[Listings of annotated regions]
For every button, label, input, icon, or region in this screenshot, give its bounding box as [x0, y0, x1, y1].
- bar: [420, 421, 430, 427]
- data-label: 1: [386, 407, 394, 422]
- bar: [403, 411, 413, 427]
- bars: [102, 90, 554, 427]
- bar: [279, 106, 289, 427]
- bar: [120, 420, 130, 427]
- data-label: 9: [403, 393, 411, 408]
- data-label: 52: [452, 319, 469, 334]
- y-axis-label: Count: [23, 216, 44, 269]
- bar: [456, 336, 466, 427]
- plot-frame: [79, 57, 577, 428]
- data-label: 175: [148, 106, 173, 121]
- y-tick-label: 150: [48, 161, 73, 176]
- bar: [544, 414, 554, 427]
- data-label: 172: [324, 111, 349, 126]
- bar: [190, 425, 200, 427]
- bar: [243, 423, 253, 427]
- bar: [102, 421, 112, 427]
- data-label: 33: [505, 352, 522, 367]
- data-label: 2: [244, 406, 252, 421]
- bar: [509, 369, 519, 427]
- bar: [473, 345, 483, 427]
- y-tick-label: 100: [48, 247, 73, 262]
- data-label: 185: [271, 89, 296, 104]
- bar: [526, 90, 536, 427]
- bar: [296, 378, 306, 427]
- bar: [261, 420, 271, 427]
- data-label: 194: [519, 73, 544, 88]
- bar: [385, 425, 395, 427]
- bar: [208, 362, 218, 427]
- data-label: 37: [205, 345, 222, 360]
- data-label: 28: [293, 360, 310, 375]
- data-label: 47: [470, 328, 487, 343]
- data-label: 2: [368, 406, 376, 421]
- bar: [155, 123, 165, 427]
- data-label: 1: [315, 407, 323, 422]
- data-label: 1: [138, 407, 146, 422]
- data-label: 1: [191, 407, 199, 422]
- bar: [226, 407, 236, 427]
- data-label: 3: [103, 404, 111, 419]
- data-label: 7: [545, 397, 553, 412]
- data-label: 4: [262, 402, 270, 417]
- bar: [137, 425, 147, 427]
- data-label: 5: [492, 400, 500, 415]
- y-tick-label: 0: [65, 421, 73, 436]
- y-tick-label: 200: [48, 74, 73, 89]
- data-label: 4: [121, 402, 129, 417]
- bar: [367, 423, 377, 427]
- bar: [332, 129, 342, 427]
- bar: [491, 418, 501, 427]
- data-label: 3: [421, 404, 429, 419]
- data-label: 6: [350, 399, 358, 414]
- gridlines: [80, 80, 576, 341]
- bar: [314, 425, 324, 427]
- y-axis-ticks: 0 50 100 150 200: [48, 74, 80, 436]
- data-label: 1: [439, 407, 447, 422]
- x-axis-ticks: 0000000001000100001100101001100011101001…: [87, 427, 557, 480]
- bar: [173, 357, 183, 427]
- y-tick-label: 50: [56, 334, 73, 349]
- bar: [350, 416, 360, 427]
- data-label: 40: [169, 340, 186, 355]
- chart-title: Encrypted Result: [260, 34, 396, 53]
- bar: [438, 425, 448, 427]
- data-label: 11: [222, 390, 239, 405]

Stated task
Reproduce the material verbatim, beginning with its first line and continuing through the line containing "- y-axis-label: Count: [23, 216, 44, 269]", with that line included.

Output of the exercise
For every button, label, input, icon, or region in this screenshot, give its bounding box as [x0, y0, x1, y1].
- bar: [420, 421, 430, 427]
- data-label: 1: [386, 407, 394, 422]
- bar: [403, 411, 413, 427]
- bars: [102, 90, 554, 427]
- bar: [279, 106, 289, 427]
- bar: [120, 420, 130, 427]
- data-label: 9: [403, 393, 411, 408]
- data-label: 52: [452, 319, 469, 334]
- y-axis-label: Count: [23, 216, 44, 269]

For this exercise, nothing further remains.